-- BEGIN SUPPLIED MATERIAL --

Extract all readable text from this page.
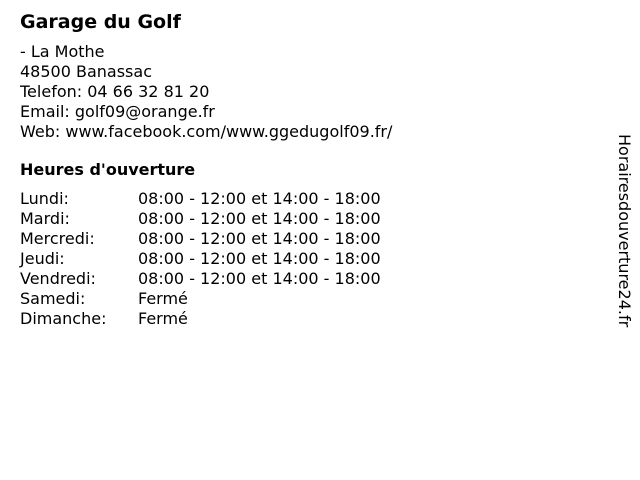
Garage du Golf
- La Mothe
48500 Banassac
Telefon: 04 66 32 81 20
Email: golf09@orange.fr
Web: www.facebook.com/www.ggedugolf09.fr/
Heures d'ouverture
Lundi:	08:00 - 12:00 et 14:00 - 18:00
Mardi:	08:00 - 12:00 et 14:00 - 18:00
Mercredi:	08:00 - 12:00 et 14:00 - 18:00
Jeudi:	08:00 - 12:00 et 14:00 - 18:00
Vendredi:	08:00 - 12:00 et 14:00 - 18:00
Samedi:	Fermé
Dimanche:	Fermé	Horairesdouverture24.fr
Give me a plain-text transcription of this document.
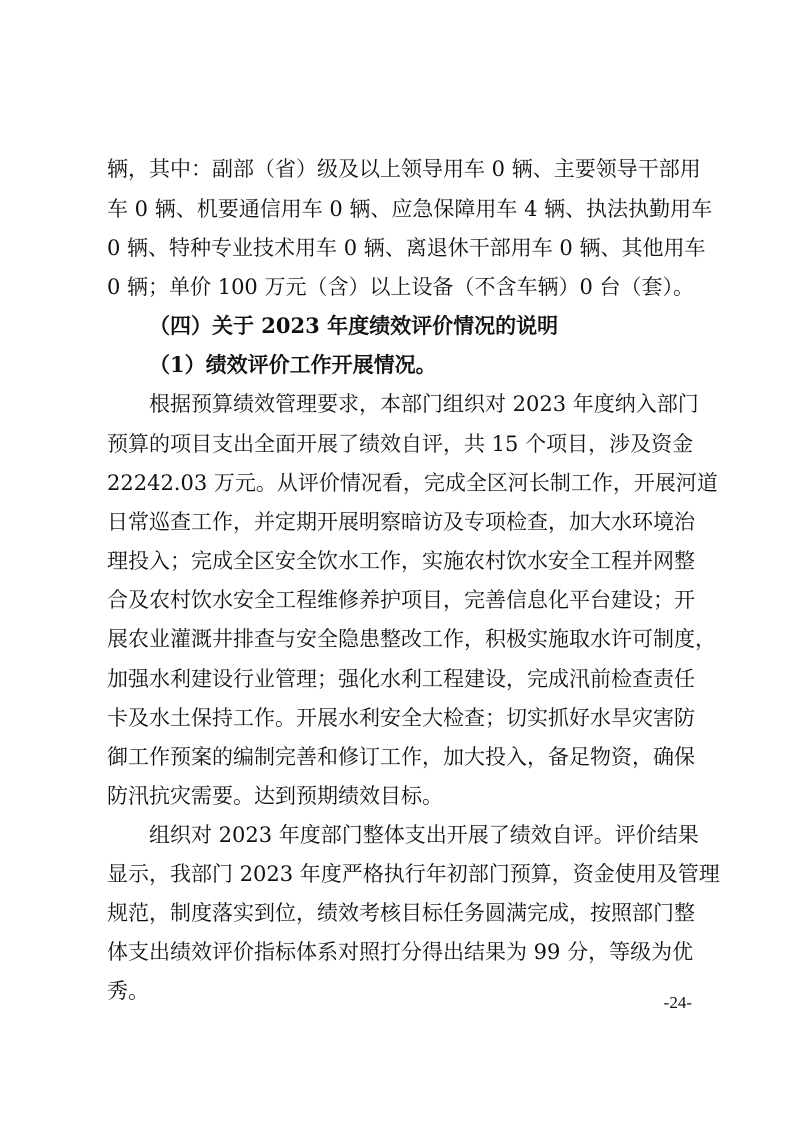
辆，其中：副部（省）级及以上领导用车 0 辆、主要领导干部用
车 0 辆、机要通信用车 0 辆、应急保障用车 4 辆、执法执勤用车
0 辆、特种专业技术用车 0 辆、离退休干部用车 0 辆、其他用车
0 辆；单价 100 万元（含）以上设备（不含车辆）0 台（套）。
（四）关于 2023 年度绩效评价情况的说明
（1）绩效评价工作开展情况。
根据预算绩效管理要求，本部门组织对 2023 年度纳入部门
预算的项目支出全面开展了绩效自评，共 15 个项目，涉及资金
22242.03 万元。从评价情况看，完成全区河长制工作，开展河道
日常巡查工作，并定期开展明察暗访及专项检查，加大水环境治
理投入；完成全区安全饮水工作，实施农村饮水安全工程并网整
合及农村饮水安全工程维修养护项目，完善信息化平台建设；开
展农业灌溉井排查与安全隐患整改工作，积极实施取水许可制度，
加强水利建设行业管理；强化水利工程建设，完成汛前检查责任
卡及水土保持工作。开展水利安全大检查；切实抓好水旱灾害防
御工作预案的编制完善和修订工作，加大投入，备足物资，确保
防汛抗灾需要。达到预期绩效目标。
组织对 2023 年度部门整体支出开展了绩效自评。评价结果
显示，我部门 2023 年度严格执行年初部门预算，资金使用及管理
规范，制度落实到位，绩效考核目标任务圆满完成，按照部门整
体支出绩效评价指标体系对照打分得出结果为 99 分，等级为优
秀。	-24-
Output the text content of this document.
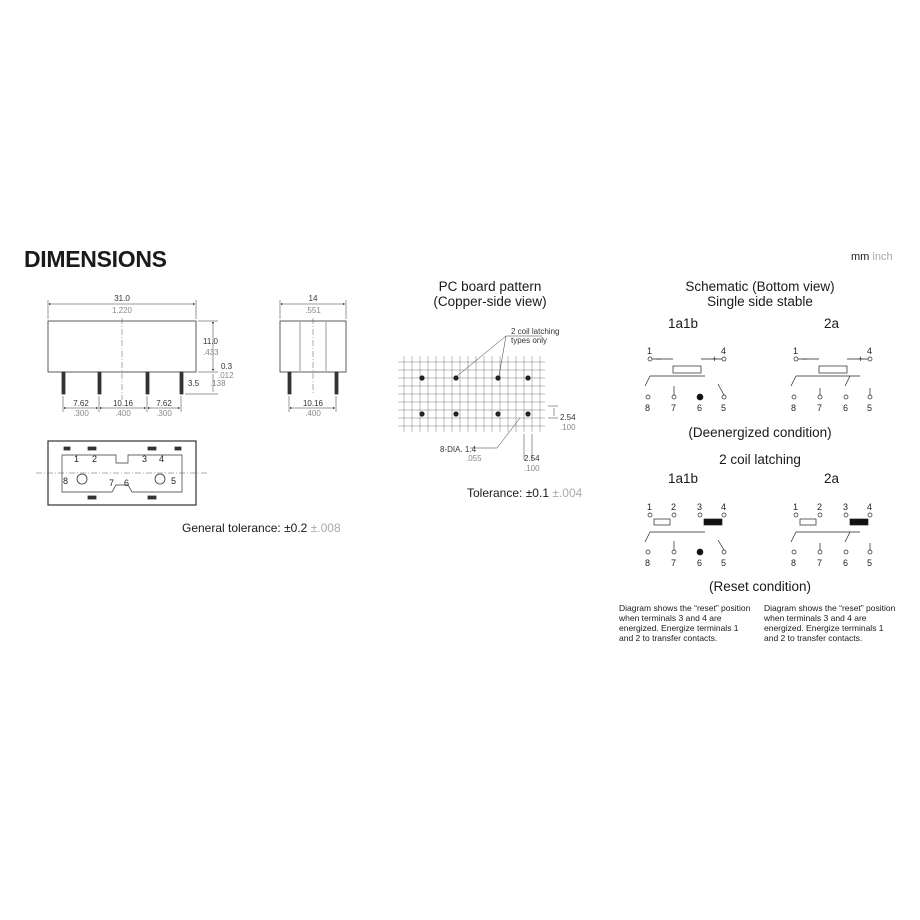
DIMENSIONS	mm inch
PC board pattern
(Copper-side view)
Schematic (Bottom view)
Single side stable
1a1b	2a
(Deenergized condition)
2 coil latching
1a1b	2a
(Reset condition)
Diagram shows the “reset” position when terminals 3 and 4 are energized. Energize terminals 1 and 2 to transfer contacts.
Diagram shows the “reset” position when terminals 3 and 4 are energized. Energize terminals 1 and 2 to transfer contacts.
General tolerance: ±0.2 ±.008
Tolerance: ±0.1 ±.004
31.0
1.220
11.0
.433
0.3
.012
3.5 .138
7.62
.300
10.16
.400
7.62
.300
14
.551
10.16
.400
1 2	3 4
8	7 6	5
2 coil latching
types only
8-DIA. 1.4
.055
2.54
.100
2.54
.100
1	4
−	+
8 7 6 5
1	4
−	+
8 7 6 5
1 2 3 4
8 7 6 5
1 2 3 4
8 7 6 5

-- END SUPPLIED MATERIAL --

Find each line holding "this". Copy it out.

Extract all readable text from this page.
Give me a plain-text transcription of this document.
Output the text content of this document.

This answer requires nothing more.